# Rows from a figure dataset:
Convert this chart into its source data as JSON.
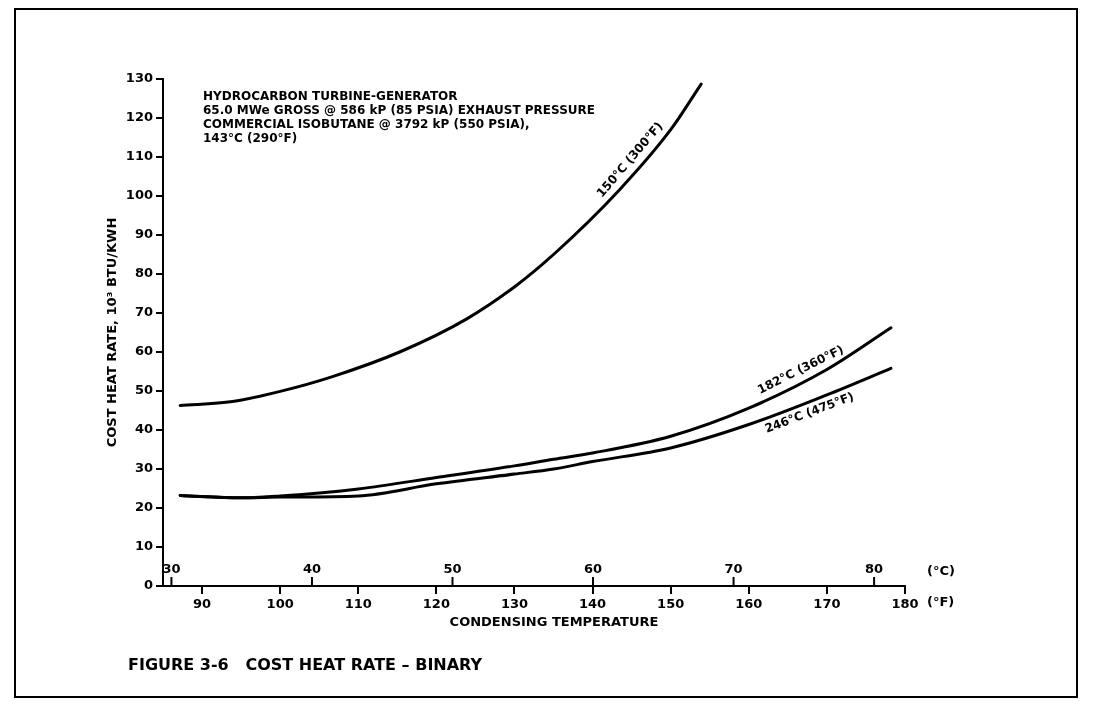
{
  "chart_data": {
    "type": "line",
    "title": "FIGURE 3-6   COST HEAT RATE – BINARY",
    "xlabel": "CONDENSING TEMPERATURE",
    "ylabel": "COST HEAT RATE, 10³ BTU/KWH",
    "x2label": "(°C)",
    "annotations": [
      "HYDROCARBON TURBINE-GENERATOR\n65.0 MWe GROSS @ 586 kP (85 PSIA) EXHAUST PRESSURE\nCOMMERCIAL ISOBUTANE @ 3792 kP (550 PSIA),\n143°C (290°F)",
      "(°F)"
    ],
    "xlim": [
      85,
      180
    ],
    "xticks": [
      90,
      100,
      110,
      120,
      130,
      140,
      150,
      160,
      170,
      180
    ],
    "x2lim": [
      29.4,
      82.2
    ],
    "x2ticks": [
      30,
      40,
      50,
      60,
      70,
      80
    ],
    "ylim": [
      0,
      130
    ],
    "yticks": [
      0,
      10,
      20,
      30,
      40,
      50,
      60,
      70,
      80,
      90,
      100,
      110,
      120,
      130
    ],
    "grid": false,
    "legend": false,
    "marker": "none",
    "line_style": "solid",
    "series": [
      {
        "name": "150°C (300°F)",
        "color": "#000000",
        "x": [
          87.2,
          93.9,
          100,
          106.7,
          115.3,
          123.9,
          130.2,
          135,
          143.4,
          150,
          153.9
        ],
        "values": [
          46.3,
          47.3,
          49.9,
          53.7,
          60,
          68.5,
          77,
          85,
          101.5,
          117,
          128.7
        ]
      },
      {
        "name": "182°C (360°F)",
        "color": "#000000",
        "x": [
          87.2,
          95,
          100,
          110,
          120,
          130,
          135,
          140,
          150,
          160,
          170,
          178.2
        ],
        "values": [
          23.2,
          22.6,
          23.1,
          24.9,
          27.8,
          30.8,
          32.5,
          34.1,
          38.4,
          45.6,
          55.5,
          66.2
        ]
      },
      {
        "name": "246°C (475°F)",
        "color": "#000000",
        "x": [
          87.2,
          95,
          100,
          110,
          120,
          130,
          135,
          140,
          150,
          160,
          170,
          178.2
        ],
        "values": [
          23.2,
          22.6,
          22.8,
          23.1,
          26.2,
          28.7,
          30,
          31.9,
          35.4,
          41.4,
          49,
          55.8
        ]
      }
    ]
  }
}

# WORK TO DO:
Within the entries above, report how many lines include "RATE", and keep the answer to the number.

# EXERCISE SOLUTION:
2